▶ _EXERCISE DETAILS_
Copy all entries without alteration and skip the pictures they hold.
---+---
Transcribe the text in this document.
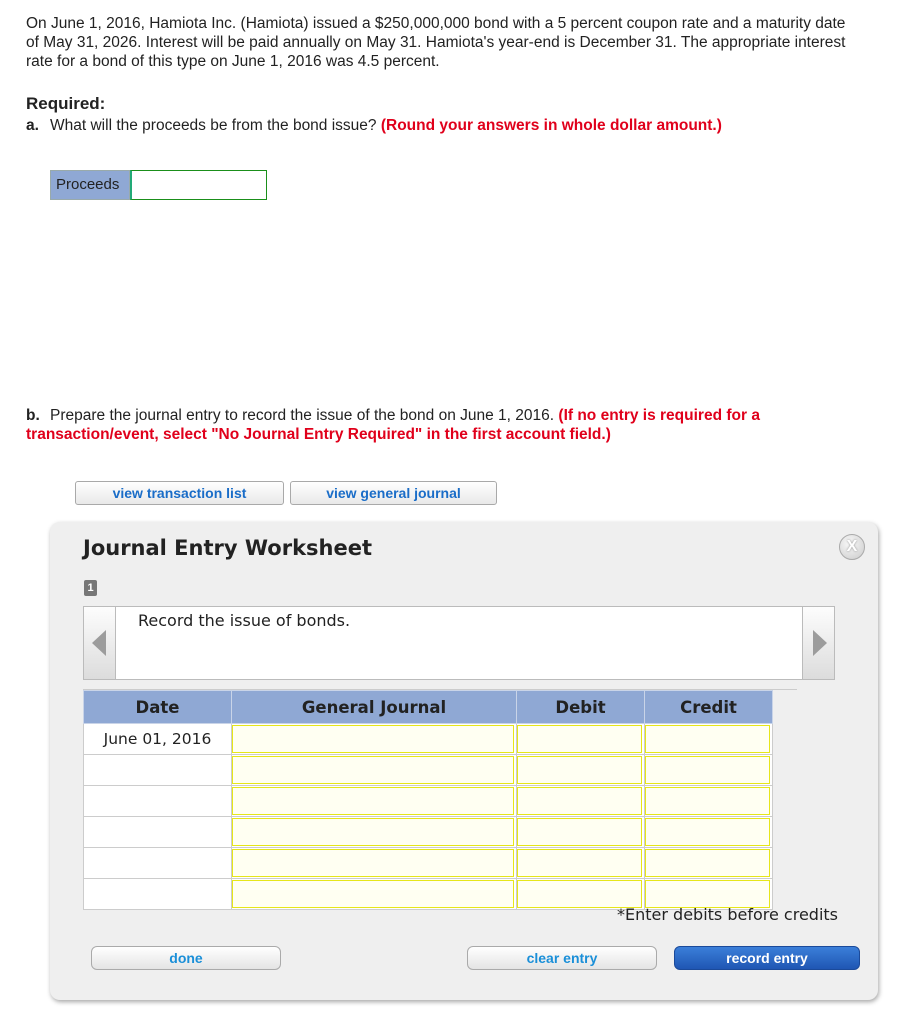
On June 1, 2016, Hamiota Inc. (Hamiota) issued a $250,000,000 bond with a 5 percent coupon rate and a maturity date of May 31, 2026. Interest will be paid annually on May 31. Hamiota's year-end is December 31. The appropriate interest rate for a bond of this type on June 1, 2016 was 4.5 percent.

Required:

a. What will the proceeds be from the bond issue? (Round your answers in whole dollar amount.)
Proceeds
b. Prepare the journal entry to record the issue of the bond on June 1, 2016. (If no entry is required for a transaction/event, select "No Journal Entry Required" in the first account field.)
view transaction list	view general journal
Journal Entry Worksheet	X
1
Record the issue of bonds.
Date	General Journal	Debit	Credit
June 01, 2016	

*Enter debits before credits
done	clear entry	record entry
---+---
▶ _EXERCISE OUTPUT_
Transcribe the text in this document.
On June 1, 2016, Hamiota Inc. (Hamiota) issued a $250,000,000 bond with a 5 percent coupon rate and a maturity date of May 31, 2026. Interest will be paid annually on May 31. Hamiota's year-end is December 31. The appropriate interest rate for a bond of this type on June 1, 2016 was 4.5 percent.

Required:

a. What will the proceeds be from the bond issue? (Round your answers in whole dollar amount.)
Proceeds
b. Prepare the journal entry to record the issue of the bond on June 1, 2016. (If no entry is required for a transaction/event, select "No Journal Entry Required" in the first account field.)
view transaction list	view general journal
Journal Entry Worksheet	X
1
Record the issue of bonds.
Date	General Journal	Debit	Credit
June 01, 2016	

*Enter debits before credits
done	clear entry	record entry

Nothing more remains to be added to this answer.